### RECORD LIST ###

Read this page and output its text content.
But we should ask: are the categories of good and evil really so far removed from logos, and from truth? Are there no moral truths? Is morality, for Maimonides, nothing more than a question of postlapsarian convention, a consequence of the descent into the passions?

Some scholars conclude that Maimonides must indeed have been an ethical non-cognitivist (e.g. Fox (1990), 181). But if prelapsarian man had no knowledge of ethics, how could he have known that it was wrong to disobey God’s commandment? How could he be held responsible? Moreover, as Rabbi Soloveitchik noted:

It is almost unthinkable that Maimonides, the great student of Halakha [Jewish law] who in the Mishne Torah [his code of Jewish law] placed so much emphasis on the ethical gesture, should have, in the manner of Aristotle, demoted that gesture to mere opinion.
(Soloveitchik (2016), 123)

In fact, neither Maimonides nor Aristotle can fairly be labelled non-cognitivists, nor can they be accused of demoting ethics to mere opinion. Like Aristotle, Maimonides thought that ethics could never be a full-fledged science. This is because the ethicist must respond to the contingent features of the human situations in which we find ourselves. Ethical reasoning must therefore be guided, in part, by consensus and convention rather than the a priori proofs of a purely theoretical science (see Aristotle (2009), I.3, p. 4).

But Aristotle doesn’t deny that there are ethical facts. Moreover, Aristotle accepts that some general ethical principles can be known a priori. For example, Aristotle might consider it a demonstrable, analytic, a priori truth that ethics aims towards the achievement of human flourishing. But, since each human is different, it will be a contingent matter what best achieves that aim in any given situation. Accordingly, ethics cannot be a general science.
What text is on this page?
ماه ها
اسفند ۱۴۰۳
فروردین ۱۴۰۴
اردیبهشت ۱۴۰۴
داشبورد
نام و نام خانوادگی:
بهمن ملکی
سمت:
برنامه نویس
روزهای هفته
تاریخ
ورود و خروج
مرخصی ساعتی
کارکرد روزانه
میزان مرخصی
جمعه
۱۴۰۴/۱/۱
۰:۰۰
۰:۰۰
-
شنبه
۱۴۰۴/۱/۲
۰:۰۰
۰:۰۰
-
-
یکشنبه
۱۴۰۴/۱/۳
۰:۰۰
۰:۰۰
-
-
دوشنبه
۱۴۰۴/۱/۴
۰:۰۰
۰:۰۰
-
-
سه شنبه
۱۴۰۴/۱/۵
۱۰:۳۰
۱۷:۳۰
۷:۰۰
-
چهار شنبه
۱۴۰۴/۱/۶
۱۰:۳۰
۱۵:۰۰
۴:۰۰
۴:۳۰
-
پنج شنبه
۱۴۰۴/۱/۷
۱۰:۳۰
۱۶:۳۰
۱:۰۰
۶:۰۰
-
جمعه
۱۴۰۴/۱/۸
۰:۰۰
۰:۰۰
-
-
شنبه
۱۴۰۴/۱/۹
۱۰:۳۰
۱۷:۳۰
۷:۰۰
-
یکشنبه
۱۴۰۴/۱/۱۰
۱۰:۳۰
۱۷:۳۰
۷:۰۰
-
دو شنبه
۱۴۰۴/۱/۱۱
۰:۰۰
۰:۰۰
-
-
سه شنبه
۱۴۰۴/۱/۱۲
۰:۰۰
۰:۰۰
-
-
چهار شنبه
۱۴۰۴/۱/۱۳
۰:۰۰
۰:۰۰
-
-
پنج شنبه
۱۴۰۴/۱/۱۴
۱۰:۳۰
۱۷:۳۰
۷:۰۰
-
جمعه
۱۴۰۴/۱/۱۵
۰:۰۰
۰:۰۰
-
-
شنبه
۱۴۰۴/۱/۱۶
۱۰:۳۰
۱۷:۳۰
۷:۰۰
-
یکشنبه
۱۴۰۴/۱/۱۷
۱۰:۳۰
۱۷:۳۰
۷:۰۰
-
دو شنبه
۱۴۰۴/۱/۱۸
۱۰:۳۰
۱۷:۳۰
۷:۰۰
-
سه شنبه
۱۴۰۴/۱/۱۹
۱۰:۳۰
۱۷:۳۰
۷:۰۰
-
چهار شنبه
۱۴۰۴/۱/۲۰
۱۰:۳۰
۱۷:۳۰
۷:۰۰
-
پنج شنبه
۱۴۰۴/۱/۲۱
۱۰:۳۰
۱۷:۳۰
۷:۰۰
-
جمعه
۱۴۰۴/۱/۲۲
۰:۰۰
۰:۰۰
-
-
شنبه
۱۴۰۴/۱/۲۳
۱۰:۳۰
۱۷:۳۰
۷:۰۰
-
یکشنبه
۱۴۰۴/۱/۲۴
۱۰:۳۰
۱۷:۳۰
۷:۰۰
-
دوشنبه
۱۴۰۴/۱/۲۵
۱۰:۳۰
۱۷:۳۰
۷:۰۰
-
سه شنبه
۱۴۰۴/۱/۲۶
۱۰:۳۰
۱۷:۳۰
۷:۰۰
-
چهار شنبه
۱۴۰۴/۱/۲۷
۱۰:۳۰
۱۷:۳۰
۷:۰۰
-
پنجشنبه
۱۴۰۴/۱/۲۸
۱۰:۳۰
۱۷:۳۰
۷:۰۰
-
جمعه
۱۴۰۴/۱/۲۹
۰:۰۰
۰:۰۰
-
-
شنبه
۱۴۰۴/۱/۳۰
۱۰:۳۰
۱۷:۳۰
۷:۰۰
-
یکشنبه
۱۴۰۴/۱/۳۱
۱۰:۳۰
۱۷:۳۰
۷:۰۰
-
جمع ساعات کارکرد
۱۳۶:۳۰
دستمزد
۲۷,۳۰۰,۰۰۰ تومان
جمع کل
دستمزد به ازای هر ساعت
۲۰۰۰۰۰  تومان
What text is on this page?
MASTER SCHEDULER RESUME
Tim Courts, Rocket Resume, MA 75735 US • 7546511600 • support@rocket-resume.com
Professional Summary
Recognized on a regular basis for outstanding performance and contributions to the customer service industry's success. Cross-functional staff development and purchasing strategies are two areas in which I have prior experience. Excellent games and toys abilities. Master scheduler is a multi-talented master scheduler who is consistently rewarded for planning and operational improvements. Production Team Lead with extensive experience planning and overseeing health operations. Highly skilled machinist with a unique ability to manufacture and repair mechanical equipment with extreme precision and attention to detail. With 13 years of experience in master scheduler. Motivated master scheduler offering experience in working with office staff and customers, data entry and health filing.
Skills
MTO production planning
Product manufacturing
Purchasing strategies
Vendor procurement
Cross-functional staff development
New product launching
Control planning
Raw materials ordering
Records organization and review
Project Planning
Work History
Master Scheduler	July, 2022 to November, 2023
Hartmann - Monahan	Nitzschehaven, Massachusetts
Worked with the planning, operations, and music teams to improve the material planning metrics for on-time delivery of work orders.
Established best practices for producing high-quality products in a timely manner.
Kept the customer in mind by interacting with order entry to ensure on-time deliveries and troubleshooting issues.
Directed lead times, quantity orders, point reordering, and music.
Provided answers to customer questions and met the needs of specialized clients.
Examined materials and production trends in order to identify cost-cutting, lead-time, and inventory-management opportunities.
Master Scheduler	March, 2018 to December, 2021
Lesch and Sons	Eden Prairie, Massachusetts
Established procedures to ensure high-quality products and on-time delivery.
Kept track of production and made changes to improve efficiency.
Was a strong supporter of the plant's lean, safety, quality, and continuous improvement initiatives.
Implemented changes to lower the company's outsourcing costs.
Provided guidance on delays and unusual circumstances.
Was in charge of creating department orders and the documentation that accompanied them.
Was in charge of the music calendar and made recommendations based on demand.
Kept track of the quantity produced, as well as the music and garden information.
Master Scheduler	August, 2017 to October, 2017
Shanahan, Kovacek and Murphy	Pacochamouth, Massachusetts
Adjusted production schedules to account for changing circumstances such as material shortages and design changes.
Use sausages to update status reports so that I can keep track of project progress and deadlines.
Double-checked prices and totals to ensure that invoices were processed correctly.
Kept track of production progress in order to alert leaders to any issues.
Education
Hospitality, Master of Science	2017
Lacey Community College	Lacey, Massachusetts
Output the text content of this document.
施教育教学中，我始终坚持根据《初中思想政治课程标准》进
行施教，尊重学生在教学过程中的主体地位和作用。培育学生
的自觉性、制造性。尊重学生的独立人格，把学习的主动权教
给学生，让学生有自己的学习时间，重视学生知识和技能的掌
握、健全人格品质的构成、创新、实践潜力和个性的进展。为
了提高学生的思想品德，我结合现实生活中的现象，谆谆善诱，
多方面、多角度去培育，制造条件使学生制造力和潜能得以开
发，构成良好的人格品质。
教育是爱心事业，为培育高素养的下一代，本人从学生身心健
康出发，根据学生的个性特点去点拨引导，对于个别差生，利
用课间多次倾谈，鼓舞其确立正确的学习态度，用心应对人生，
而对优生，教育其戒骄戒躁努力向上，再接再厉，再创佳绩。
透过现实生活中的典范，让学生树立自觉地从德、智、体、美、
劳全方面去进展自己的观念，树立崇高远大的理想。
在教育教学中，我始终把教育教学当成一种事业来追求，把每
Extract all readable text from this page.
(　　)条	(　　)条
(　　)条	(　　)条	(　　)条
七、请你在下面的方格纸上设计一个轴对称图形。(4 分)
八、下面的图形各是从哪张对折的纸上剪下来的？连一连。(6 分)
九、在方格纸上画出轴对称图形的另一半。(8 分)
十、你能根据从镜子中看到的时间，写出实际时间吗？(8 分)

###

THE PROBLEM | Gather all lines where the word "progress" appears.

TASK RESULT |
Use sausages to update status reports so that I can keep track of project progress and deadlines.
Kept track of production progress in order to alert leaders to any issues.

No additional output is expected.